--- start Task material ---
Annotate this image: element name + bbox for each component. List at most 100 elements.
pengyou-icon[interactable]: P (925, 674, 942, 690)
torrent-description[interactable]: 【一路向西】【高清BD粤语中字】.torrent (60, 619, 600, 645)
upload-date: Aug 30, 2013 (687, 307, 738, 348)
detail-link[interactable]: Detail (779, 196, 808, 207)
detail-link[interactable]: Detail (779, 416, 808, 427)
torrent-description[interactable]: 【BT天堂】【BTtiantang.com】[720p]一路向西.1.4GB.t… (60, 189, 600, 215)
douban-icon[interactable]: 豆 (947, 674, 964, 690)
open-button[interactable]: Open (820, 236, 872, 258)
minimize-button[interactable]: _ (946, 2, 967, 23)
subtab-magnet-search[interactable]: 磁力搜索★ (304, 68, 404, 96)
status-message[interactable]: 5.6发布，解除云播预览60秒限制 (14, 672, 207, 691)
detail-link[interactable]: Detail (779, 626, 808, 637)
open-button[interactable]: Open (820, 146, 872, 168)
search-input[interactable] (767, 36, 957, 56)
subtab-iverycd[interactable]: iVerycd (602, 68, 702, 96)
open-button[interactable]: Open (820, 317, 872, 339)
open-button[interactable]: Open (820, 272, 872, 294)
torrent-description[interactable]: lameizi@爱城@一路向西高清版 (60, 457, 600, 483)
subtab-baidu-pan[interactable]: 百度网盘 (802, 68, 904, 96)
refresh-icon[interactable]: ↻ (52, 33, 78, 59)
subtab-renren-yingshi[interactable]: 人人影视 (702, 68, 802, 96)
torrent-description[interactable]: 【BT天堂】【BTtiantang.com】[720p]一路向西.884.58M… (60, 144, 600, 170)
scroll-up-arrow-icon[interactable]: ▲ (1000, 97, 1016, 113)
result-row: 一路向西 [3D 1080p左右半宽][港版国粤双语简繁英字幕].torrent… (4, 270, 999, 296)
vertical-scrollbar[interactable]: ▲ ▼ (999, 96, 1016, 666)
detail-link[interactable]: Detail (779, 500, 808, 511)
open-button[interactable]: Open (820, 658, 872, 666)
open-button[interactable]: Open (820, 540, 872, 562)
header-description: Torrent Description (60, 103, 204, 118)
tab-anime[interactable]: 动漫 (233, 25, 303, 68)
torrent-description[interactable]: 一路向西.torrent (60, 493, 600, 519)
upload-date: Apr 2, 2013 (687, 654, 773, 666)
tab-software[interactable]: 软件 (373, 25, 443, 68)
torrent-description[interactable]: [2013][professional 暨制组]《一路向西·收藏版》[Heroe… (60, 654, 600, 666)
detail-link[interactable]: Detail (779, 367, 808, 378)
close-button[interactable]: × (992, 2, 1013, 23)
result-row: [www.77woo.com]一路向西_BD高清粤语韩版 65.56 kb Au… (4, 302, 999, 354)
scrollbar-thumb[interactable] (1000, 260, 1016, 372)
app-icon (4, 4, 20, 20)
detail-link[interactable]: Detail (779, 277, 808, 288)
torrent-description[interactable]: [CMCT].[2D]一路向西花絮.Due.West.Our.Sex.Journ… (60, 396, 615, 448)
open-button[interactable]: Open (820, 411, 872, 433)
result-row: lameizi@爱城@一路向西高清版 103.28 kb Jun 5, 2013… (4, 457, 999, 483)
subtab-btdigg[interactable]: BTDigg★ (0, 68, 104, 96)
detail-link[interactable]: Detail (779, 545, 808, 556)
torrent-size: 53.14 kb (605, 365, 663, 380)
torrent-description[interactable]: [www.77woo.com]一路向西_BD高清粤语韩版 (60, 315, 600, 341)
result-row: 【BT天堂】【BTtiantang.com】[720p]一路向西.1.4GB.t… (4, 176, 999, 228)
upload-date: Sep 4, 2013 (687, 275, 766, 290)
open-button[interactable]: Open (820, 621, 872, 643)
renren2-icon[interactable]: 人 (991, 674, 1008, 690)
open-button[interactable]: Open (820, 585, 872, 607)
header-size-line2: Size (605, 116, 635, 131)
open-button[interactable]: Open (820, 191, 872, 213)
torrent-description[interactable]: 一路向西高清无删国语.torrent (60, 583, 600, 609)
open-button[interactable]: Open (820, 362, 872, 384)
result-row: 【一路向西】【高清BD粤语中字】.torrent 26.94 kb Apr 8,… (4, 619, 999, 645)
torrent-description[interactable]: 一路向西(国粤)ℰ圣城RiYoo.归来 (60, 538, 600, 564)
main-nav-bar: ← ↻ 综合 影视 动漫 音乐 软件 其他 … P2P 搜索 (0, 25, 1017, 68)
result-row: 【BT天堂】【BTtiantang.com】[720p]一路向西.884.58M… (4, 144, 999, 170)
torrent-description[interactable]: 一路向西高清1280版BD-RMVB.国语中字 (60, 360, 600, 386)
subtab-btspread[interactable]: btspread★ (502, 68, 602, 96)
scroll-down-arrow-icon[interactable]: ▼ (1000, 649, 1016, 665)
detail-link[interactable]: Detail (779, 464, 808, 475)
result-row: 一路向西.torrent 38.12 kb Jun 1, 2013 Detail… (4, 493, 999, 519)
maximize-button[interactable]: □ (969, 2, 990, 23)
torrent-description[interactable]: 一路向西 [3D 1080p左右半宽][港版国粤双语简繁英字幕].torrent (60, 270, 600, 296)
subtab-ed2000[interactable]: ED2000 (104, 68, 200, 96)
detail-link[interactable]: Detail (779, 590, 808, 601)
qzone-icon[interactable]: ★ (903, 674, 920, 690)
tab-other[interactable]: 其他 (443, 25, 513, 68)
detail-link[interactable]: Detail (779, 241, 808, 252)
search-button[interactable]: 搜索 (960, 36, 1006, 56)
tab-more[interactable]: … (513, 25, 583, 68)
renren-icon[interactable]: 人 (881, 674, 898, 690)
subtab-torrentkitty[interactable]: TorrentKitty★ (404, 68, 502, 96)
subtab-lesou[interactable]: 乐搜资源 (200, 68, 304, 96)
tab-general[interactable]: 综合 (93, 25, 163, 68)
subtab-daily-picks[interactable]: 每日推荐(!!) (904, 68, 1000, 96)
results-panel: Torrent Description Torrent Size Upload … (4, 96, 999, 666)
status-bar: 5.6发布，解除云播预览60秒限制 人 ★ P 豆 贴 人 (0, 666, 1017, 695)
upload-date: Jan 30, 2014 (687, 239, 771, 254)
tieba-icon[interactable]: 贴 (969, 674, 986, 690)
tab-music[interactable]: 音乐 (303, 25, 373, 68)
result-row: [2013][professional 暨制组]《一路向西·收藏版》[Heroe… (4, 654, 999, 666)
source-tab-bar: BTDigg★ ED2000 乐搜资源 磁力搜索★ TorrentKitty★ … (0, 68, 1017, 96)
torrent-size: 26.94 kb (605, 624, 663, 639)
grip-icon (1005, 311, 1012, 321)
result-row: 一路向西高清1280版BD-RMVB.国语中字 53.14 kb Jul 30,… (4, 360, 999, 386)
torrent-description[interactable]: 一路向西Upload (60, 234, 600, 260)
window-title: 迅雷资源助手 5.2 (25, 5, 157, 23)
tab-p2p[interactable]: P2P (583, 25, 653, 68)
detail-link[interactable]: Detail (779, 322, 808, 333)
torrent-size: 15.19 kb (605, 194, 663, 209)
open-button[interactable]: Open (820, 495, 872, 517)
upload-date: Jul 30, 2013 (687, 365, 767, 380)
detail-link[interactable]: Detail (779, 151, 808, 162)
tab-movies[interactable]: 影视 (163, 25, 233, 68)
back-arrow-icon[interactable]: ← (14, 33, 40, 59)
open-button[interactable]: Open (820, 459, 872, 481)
--- end Task material ---
Written task: Rewrite the rows with "open-button" replaced by "launch-button" each time it occurs. Keep everything else the same.

Solution for this problem:
Annotate this image: element name + bbox for each component. List at most 100 elements.
pengyou-icon[interactable]: P (925, 674, 942, 690)
torrent-description[interactable]: 【一路向西】【高清BD粤语中字】.torrent (60, 619, 600, 645)
upload-date: Aug 30, 2013 (687, 307, 738, 348)
detail-link[interactable]: Detail (779, 196, 808, 207)
detail-link[interactable]: Detail (779, 416, 808, 427)
torrent-description[interactable]: 【BT天堂】【BTtiantang.com】[720p]一路向西.1.4GB.t… (60, 189, 600, 215)
douban-icon[interactable]: 豆 (947, 674, 964, 690)
launch-button[interactable]: Open (820, 236, 872, 258)
minimize-button[interactable]: _ (946, 2, 967, 23)
subtab-magnet-search[interactable]: 磁力搜索★ (304, 68, 404, 96)
status-message[interactable]: 5.6发布，解除云播预览60秒限制 (14, 672, 207, 691)
detail-link[interactable]: Detail (779, 626, 808, 637)
launch-button[interactable]: Open (820, 146, 872, 168)
search-input[interactable] (767, 36, 957, 56)
subtab-iverycd[interactable]: iVerycd (602, 68, 702, 96)
launch-button[interactable]: Open (820, 317, 872, 339)
launch-button[interactable]: Open (820, 272, 872, 294)
torrent-description[interactable]: lameizi@爱城@一路向西高清版 (60, 457, 600, 483)
subtab-baidu-pan[interactable]: 百度网盘 (802, 68, 904, 96)
refresh-icon[interactable]: ↻ (52, 33, 78, 59)
subtab-renren-yingshi[interactable]: 人人影视 (702, 68, 802, 96)
torrent-description[interactable]: 【BT天堂】【BTtiantang.com】[720p]一路向西.884.58M… (60, 144, 600, 170)
scroll-up-arrow-icon[interactable]: ▲ (1000, 97, 1016, 113)
result-row: 一路向西 [3D 1080p左右半宽][港版国粤双语简繁英字幕].torrent… (4, 270, 999, 296)
vertical-scrollbar[interactable]: ▲ ▼ (999, 96, 1016, 666)
detail-link[interactable]: Detail (779, 500, 808, 511)
launch-button[interactable]: Open (820, 658, 872, 666)
launch-button[interactable]: Open (820, 540, 872, 562)
header-description: Torrent Description (60, 103, 204, 118)
tab-anime[interactable]: 动漫 (233, 25, 303, 68)
torrent-description[interactable]: 一路向西.torrent (60, 493, 600, 519)
upload-date: Apr 2, 2013 (687, 654, 773, 666)
tab-software[interactable]: 软件 (373, 25, 443, 68)
torrent-description[interactable]: [2013][professional 暨制组]《一路向西·收藏版》[Heroe… (60, 654, 600, 666)
detail-link[interactable]: Detail (779, 367, 808, 378)
close-button[interactable]: × (992, 2, 1013, 23)
result-row: [www.77woo.com]一路向西_BD高清粤语韩版 65.56 kb Au… (4, 302, 999, 354)
scrollbar-thumb[interactable] (1000, 260, 1016, 372)
app-icon (4, 4, 20, 20)
detail-link[interactable]: Detail (779, 277, 808, 288)
torrent-description[interactable]: [CMCT].[2D]一路向西花絮.Due.West.Our.Sex.Journ… (60, 396, 615, 448)
launch-button[interactable]: Open (820, 411, 872, 433)
result-row: lameizi@爱城@一路向西高清版 103.28 kb Jun 5, 2013… (4, 457, 999, 483)
subtab-btdigg[interactable]: BTDigg★ (0, 68, 104, 96)
detail-link[interactable]: Detail (779, 545, 808, 556)
torrent-size: 53.14 kb (605, 365, 663, 380)
torrent-description[interactable]: [www.77woo.com]一路向西_BD高清粤语韩版 (60, 315, 600, 341)
result-row: 【BT天堂】【BTtiantang.com】[720p]一路向西.1.4GB.t… (4, 176, 999, 228)
upload-date: Sep 4, 2013 (687, 275, 766, 290)
launch-button[interactable]: Open (820, 621, 872, 643)
renren2-icon[interactable]: 人 (991, 674, 1008, 690)
launch-button[interactable]: Open (820, 585, 872, 607)
header-size-line2: Size (605, 116, 635, 131)
launch-button[interactable]: Open (820, 191, 872, 213)
torrent-description[interactable]: 一路向西高清无删国语.torrent (60, 583, 600, 609)
launch-button[interactable]: Open (820, 362, 872, 384)
result-row: 【一路向西】【高清BD粤语中字】.torrent 26.94 kb Apr 8,… (4, 619, 999, 645)
torrent-description[interactable]: 一路向西(国粤)ℰ圣城RiYoo.归来 (60, 538, 600, 564)
main-nav-bar: ← ↻ 综合 影视 动漫 音乐 软件 其他 … P2P 搜索 (0, 25, 1017, 68)
result-row: 【BT天堂】【BTtiantang.com】[720p]一路向西.884.58M… (4, 144, 999, 170)
torrent-description[interactable]: 一路向西高清1280版BD-RMVB.国语中字 (60, 360, 600, 386)
subtab-btspread[interactable]: btspread★ (502, 68, 602, 96)
scroll-down-arrow-icon[interactable]: ▼ (1000, 649, 1016, 665)
detail-link[interactable]: Detail (779, 464, 808, 475)
result-row: 一路向西.torrent 38.12 kb Jun 1, 2013 Detail… (4, 493, 999, 519)
maximize-button[interactable]: □ (969, 2, 990, 23)
torrent-description[interactable]: 一路向西 [3D 1080p左右半宽][港版国粤双语简繁英字幕].torrent (60, 270, 600, 296)
subtab-ed2000[interactable]: ED2000 (104, 68, 200, 96)
detail-link[interactable]: Detail (779, 590, 808, 601)
qzone-icon[interactable]: ★ (903, 674, 920, 690)
tab-other[interactable]: 其他 (443, 25, 513, 68)
detail-link[interactable]: Detail (779, 241, 808, 252)
search-button[interactable]: 搜索 (960, 36, 1006, 56)
tab-more[interactable]: … (513, 25, 583, 68)
renren-icon[interactable]: 人 (881, 674, 898, 690)
subtab-torrentkitty[interactable]: TorrentKitty★ (404, 68, 502, 96)
subtab-lesou[interactable]: 乐搜资源 (200, 68, 304, 96)
tab-general[interactable]: 综合 (93, 25, 163, 68)
subtab-daily-picks[interactable]: 每日推荐(!!) (904, 68, 1000, 96)
results-panel: Torrent Description Torrent Size Upload … (4, 96, 999, 666)
status-bar: 5.6发布，解除云播预览60秒限制 人 ★ P 豆 贴 人 (0, 666, 1017, 695)
upload-date: Jan 30, 2014 (687, 239, 771, 254)
tieba-icon[interactable]: 贴 (969, 674, 986, 690)
tab-music[interactable]: 音乐 (303, 25, 373, 68)
result-row: [2013][professional 暨制组]《一路向西·收藏版》[Heroe… (4, 654, 999, 666)
source-tab-bar: BTDigg★ ED2000 乐搜资源 磁力搜索★ TorrentKitty★ … (0, 68, 1017, 96)
torrent-size: 26.94 kb (605, 624, 663, 639)
grip-icon (1005, 311, 1012, 321)
result-row: 一路向西高清1280版BD-RMVB.国语中字 53.14 kb Jul 30,… (4, 360, 999, 386)
torrent-description[interactable]: 一路向西Upload (60, 234, 600, 260)
window-title: 迅雷资源助手 5.2 (25, 5, 157, 23)
tab-p2p[interactable]: P2P (583, 25, 653, 68)
detail-link[interactable]: Detail (779, 322, 808, 333)
torrent-size: 15.19 kb (605, 194, 663, 209)
launch-button[interactable]: Open (820, 495, 872, 517)
upload-date: Jul 30, 2013 (687, 365, 767, 380)
detail-link[interactable]: Detail (779, 151, 808, 162)
tab-movies[interactable]: 影视 (163, 25, 233, 68)
back-arrow-icon[interactable]: ← (14, 33, 40, 59)
launch-button[interactable]: Open (820, 459, 872, 481)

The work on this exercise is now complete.